[The problem]: Return every record verbatim.

[Dataset content]:
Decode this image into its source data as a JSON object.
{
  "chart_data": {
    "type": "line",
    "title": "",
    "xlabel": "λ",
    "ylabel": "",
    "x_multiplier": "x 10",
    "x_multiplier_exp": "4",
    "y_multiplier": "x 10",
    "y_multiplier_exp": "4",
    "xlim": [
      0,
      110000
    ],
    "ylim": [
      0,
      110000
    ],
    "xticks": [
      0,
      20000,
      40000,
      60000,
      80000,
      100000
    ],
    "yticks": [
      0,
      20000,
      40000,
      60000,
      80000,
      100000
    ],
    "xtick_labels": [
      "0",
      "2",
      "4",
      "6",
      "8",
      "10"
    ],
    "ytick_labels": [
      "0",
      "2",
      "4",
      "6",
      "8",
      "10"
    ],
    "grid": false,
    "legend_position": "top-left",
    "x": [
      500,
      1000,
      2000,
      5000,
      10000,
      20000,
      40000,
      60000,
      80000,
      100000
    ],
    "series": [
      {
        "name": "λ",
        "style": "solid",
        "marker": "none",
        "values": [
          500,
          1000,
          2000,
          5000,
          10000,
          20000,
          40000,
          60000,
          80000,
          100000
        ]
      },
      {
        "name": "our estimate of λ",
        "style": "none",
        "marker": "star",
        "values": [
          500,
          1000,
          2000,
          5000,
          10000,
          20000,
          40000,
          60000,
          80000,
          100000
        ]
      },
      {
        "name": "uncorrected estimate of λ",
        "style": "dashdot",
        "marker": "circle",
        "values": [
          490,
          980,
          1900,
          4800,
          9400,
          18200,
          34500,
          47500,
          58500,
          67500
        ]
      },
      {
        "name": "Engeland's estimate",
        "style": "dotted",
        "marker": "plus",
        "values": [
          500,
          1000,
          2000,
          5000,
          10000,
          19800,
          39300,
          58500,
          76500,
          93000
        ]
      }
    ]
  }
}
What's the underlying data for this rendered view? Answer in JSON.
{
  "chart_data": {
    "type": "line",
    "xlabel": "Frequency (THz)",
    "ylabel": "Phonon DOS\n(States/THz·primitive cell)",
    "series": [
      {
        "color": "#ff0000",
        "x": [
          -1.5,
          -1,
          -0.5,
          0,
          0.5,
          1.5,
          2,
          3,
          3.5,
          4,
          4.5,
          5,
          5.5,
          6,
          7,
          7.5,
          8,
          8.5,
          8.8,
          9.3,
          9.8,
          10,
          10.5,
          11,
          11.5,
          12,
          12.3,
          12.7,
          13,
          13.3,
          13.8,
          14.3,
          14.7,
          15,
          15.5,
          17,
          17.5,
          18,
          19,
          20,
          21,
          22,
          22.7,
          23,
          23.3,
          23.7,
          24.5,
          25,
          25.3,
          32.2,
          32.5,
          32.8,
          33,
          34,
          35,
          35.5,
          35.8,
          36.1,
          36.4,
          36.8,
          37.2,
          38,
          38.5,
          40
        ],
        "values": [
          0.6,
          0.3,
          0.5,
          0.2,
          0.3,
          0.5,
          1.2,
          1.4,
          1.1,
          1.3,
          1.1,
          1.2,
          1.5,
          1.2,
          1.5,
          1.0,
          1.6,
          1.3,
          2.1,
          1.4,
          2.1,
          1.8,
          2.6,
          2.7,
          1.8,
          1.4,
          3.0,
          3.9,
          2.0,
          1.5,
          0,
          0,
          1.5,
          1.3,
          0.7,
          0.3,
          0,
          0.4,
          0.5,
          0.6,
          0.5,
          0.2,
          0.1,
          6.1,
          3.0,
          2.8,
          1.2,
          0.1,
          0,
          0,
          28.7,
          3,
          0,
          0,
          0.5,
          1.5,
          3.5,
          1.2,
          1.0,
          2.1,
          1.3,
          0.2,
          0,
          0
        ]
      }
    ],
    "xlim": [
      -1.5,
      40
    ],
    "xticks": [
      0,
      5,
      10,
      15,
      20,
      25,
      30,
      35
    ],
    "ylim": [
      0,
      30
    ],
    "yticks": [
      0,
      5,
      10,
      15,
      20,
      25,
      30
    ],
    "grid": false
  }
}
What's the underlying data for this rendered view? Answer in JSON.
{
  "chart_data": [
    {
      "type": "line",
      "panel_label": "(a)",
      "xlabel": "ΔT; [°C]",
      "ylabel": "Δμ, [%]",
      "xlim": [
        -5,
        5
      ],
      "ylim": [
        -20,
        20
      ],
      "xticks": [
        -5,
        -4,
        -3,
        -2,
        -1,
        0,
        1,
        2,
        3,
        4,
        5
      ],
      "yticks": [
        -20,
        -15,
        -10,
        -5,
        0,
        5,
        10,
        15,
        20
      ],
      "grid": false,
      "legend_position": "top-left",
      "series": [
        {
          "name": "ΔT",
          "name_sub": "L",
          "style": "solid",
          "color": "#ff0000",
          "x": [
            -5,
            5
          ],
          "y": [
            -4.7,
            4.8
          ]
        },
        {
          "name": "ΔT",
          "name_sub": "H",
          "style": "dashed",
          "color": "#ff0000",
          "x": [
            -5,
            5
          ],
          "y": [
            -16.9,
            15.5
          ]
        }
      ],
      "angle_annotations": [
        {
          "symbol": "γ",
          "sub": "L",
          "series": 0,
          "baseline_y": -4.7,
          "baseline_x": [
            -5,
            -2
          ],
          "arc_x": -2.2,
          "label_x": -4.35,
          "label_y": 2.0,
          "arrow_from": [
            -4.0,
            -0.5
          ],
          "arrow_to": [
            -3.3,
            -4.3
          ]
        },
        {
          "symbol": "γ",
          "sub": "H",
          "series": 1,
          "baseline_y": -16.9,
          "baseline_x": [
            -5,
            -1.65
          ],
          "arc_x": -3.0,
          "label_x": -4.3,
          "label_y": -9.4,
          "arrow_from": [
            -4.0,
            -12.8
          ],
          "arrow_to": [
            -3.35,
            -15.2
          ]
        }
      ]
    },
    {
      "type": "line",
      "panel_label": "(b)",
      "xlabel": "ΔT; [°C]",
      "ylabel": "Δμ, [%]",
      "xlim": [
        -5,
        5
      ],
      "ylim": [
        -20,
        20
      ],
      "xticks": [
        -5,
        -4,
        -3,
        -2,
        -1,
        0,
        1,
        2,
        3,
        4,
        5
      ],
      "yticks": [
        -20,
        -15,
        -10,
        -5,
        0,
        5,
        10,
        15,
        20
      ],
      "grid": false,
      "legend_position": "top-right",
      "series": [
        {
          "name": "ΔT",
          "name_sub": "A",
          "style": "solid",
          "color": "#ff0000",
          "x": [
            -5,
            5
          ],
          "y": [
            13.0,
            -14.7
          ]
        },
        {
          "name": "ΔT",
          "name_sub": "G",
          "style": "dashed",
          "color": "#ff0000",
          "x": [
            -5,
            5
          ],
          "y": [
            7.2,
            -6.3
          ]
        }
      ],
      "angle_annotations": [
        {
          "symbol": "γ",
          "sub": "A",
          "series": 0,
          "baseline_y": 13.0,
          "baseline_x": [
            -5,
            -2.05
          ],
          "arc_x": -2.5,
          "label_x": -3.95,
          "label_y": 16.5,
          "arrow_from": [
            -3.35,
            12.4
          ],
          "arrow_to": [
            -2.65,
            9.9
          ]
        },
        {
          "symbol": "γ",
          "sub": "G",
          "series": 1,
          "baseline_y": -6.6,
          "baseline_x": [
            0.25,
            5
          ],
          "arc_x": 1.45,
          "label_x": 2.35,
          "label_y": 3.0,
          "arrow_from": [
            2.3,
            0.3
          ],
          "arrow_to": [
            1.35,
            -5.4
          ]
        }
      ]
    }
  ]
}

[Reply to the exercise]:
Decode this image into its source data as a JSON object.
{
  "chart_data": {
    "type": "line",
    "title": "",
    "xlabel": "λ",
    "ylabel": "",
    "x_multiplier": "x 10",
    "x_multiplier_exp": "4",
    "y_multiplier": "x 10",
    "y_multiplier_exp": "4",
    "xlim": [
      0,
      110000
    ],
    "ylim": [
      0,
      110000
    ],
    "xticks": [
      0,
      20000,
      40000,
      60000,
      80000,
      100000
    ],
    "yticks": [
      0,
      20000,
      40000,
      60000,
      80000,
      100000
    ],
    "xtick_labels": [
      "0",
      "2",
      "4",
      "6",
      "8",
      "10"
    ],
    "ytick_labels": [
      "0",
      "2",
      "4",
      "6",
      "8",
      "10"
    ],
    "grid": false,
    "legend_position": "top-left",
    "x": [
      500,
      1000,
      2000,
      5000,
      10000,
      20000,
      40000,
      60000,
      80000,
      100000
    ],
    "series": [
      {
        "name": "λ",
        "style": "solid",
        "marker": "none",
        "values": [
          500,
          1000,
          2000,
          5000,
          10000,
          20000,
          40000,
          60000,
          80000,
          100000
        ]
      },
      {
        "name": "our estimate of λ",
        "style": "none",
        "marker": "star",
        "values": [
          500,
          1000,
          2000,
          5000,
          10000,
          20000,
          40000,
          60000,
          80000,
          100000
        ]
      },
      {
        "name": "uncorrected estimate of λ",
        "style": "dashdot",
        "marker": "circle",
        "values": [
          490,
          980,
          1900,
          4800,
          9400,
          18200,
          34500,
          47500,
          58500,
          67500
        ]
      },
      {
        "name": "Engeland's estimate",
        "style": "dotted",
        "marker": "plus",
        "values": [
          500,
          1000,
          2000,
          5000,
          10000,
          19800,
          39300,
          58500,
          76500,
          93000
        ]
      }
    ]
  }
}
What's the underlying data for this rendered view? Answer in JSON.
{
  "chart_data": {
    "type": "line",
    "xlabel": "Frequency (THz)",
    "ylabel": "Phonon DOS\n(States/THz·primitive cell)",
    "series": [
      {
        "color": "#ff0000",
        "x": [
          -1.5,
          -1,
          -0.5,
          0,
          0.5,
          1.5,
          2,
          3,
          3.5,
          4,
          4.5,
          5,
          5.5,
          6,
          7,
          7.5,
          8,
          8.5,
          8.8,
          9.3,
          9.8,
          10,
          10.5,
          11,
          11.5,
          12,
          12.3,
          12.7,
          13,
          13.3,
          13.8,
          14.3,
          14.7,
          15,
          15.5,
          17,
          17.5,
          18,
          19,
          20,
          21,
          22,
          22.7,
          23,
          23.3,
          23.7,
          24.5,
          25,
          25.3,
          32.2,
          32.5,
          32.8,
          33,
          34,
          35,
          35.5,
          35.8,
          36.1,
          36.4,
          36.8,
          37.2,
          38,
          38.5,
          40
        ],
        "values": [
          0.6,
          0.3,
          0.5,
          0.2,
          0.3,
          0.5,
          1.2,
          1.4,
          1.1,
          1.3,
          1.1,
          1.2,
          1.5,
          1.2,
          1.5,
          1.0,
          1.6,
          1.3,
          2.1,
          1.4,
          2.1,
          1.8,
          2.6,
          2.7,
          1.8,
          1.4,
          3.0,
          3.9,
          2.0,
          1.5,
          0,
          0,
          1.5,
          1.3,
          0.7,
          0.3,
          0,
          0.4,
          0.5,
          0.6,
          0.5,
          0.2,
          0.1,
          6.1,
          3.0,
          2.8,
          1.2,
          0.1,
          0,
          0,
          28.7,
          3,
          0,
          0,
          0.5,
          1.5,
          3.5,
          1.2,
          1.0,
          2.1,
          1.3,
          0.2,
          0,
          0
        ]
      }
    ],
    "xlim": [
      -1.5,
      40
    ],
    "xticks": [
      0,
      5,
      10,
      15,
      20,
      25,
      30,
      35
    ],
    "ylim": [
      0,
      30
    ],
    "yticks": [
      0,
      5,
      10,
      15,
      20,
      25,
      30
    ],
    "grid": false
  }
}
What's the underlying data for this rendered view? Answer in JSON.
{
  "chart_data": [
    {
      "type": "line",
      "panel_label": "(a)",
      "xlabel": "ΔT; [°C]",
      "ylabel": "Δμ, [%]",
      "xlim": [
        -5,
        5
      ],
      "ylim": [
        -20,
        20
      ],
      "xticks": [
        -5,
        -4,
        -3,
        -2,
        -1,
        0,
        1,
        2,
        3,
        4,
        5
      ],
      "yticks": [
        -20,
        -15,
        -10,
        -5,
        0,
        5,
        10,
        15,
        20
      ],
      "grid": false,
      "legend_position": "top-left",
      "series": [
        {
          "name": "ΔT",
          "name_sub": "L",
          "style": "solid",
          "color": "#ff0000",
          "x": [
            -5,
            5
          ],
          "y": [
            -4.7,
            4.8
          ]
        },
        {
          "name": "ΔT",
          "name_sub": "H",
          "style": "dashed",
          "color": "#ff0000",
          "x": [
            -5,
            5
          ],
          "y": [
            -16.9,
            15.5
          ]
        }
      ],
      "angle_annotations": [
        {
          "symbol": "γ",
          "sub": "L",
          "series": 0,
          "baseline_y": -4.7,
          "baseline_x": [
            -5,
            -2
          ],
          "arc_x": -2.2,
          "label_x": -4.35,
          "label_y": 2.0,
          "arrow_from": [
            -4.0,
            -0.5
          ],
          "arrow_to": [
            -3.3,
            -4.3
          ]
        },
        {
          "symbol": "γ",
          "sub": "H",
          "series": 1,
          "baseline_y": -16.9,
          "baseline_x": [
            -5,
            -1.65
          ],
          "arc_x": -3.0,
          "label_x": -4.3,
          "label_y": -9.4,
          "arrow_from": [
            -4.0,
            -12.8
          ],
          "arrow_to": [
            -3.35,
            -15.2
          ]
        }
      ]
    },
    {
      "type": "line",
      "panel_label": "(b)",
      "xlabel": "ΔT; [°C]",
      "ylabel": "Δμ, [%]",
      "xlim": [
        -5,
        5
      ],
      "ylim": [
        -20,
        20
      ],
      "xticks": [
        -5,
        -4,
        -3,
        -2,
        -1,
        0,
        1,
        2,
        3,
        4,
        5
      ],
      "yticks": [
        -20,
        -15,
        -10,
        -5,
        0,
        5,
        10,
        15,
        20
      ],
      "grid": false,
      "legend_position": "top-right",
      "series": [
        {
          "name": "ΔT",
          "name_sub": "A",
          "style": "solid",
          "color": "#ff0000",
          "x": [
            -5,
            5
          ],
          "y": [
            13.0,
            -14.7
          ]
        },
        {
          "name": "ΔT",
          "name_sub": "G",
          "style": "dashed",
          "color": "#ff0000",
          "x": [
            -5,
            5
          ],
          "y": [
            7.2,
            -6.3
          ]
        }
      ],
      "angle_annotations": [
        {
          "symbol": "γ",
          "sub": "A",
          "series": 0,
          "baseline_y": 13.0,
          "baseline_x": [
            -5,
            -2.05
          ],
          "arc_x": -2.5,
          "label_x": -3.95,
          "label_y": 16.5,
          "arrow_from": [
            -3.35,
            12.4
          ],
          "arrow_to": [
            -2.65,
            9.9
          ]
        },
        {
          "symbol": "γ",
          "sub": "G",
          "series": 1,
          "baseline_y": -6.6,
          "baseline_x": [
            0.25,
            5
          ],
          "arc_x": 1.45,
          "label_x": 2.35,
          "label_y": 3.0,
          "arrow_from": [
            2.3,
            0.3
          ],
          "arrow_to": [
            1.35,
            -5.4
          ]
        }
      ]
    }
  ]
}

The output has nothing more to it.